__What is expected__.
Retype all of the entries word for word.

__Dataset entries__.
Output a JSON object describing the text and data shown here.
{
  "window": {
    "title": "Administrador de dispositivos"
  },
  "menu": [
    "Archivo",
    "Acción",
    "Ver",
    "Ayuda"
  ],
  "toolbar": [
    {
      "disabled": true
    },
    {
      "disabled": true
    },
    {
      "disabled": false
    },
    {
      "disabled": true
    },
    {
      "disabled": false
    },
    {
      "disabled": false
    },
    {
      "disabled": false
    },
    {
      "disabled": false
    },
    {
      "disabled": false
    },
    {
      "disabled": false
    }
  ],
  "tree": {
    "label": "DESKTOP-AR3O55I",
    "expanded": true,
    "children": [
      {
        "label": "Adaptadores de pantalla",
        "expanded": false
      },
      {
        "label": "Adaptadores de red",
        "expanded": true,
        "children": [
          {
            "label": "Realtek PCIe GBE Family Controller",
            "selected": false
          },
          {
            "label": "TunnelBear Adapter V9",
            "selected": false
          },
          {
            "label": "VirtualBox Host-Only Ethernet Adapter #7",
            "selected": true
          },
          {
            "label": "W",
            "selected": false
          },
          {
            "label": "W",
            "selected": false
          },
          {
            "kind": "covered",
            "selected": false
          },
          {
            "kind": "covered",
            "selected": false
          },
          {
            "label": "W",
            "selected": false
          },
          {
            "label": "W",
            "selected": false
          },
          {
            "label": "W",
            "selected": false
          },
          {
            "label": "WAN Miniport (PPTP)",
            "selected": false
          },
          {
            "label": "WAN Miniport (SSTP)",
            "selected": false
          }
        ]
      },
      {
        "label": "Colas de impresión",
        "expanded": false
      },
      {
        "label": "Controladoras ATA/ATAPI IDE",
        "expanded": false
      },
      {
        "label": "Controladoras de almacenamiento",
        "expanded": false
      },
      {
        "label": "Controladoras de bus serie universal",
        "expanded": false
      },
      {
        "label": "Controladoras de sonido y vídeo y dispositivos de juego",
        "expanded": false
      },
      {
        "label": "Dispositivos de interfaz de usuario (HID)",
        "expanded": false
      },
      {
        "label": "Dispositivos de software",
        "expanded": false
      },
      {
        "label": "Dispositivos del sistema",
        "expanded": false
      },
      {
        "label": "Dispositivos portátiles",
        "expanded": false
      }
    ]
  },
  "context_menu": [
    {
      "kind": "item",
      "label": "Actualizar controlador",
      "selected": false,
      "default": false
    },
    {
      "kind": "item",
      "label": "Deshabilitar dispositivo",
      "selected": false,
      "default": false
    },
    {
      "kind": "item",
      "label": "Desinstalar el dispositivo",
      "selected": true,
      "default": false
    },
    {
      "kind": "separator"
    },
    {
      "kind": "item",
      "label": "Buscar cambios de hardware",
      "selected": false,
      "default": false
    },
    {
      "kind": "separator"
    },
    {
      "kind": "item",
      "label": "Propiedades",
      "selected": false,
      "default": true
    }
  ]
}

__Response to the task__.
Output a JSON object describing the text and data shown here.
{
  "window": {
    "title": "Administrador de dispositivos"
  },
  "menu": [
    "Archivo",
    "Acción",
    "Ver",
    "Ayuda"
  ],
  "toolbar": [
    {
      "disabled": true
    },
    {
      "disabled": true
    },
    {
      "disabled": false
    },
    {
      "disabled": true
    },
    {
      "disabled": false
    },
    {
      "disabled": false
    },
    {
      "disabled": false
    },
    {
      "disabled": false
    },
    {
      "disabled": false
    },
    {
      "disabled": false
    }
  ],
  "tree": {
    "label": "DESKTOP-AR3O55I",
    "expanded": true,
    "children": [
      {
        "label": "Adaptadores de pantalla",
        "expanded": false
      },
      {
        "label": "Adaptadores de red",
        "expanded": true,
        "children": [
          {
            "label": "Realtek PCIe GBE Family Controller",
            "selected": false
          },
          {
            "label": "TunnelBear Adapter V9",
            "selected": false
          },
          {
            "label": "VirtualBox Host-Only Ethernet Adapter #7",
            "selected": true
          },
          {
            "label": "W",
            "selected": false
          },
          {
            "label": "W",
            "selected": false
          },
          {
            "kind": "covered",
            "selected": false
          },
          {
            "kind": "covered",
            "selected": false
          },
          {
            "label": "W",
            "selected": false
          },
          {
            "label": "W",
            "selected": false
          },
          {
            "label": "W",
            "selected": false
          },
          {
            "label": "WAN Miniport (PPTP)",
            "selected": false
          },
          {
            "label": "WAN Miniport (SSTP)",
            "selected": false
          }
        ]
      },
      {
        "label": "Colas de impresión",
        "expanded": false
      },
      {
        "label": "Controladoras ATA/ATAPI IDE",
        "expanded": false
      },
      {
        "label": "Controladoras de almacenamiento",
        "expanded": false
      },
      {
        "label": "Controladoras de bus serie universal",
        "expanded": false
      },
      {
        "label": "Controladoras de sonido y vídeo y dispositivos de juego",
        "expanded": false
      },
      {
        "label": "Dispositivos de interfaz de usuario (HID)",
        "expanded": false
      },
      {
        "label": "Dispositivos de software",
        "expanded": false
      },
      {
        "label": "Dispositivos del sistema",
        "expanded": false
      },
      {
        "label": "Dispositivos portátiles",
        "expanded": false
      }
    ]
  },
  "context_menu": [
    {
      "kind": "item",
      "label": "Actualizar controlador",
      "selected": false,
      "default": false
    },
    {
      "kind": "item",
      "label": "Deshabilitar dispositivo",
      "selected": false,
      "default": false
    },
    {
      "kind": "item",
      "label": "Desinstalar el dispositivo",
      "selected": true,
      "default": false
    },
    {
      "kind": "separator"
    },
    {
      "kind": "item",
      "label": "Buscar cambios de hardware",
      "selected": false,
      "default": false
    },
    {
      "kind": "separator"
    },
    {
      "kind": "item",
      "label": "Propiedades",
      "selected": false,
      "default": true
    }
  ]
}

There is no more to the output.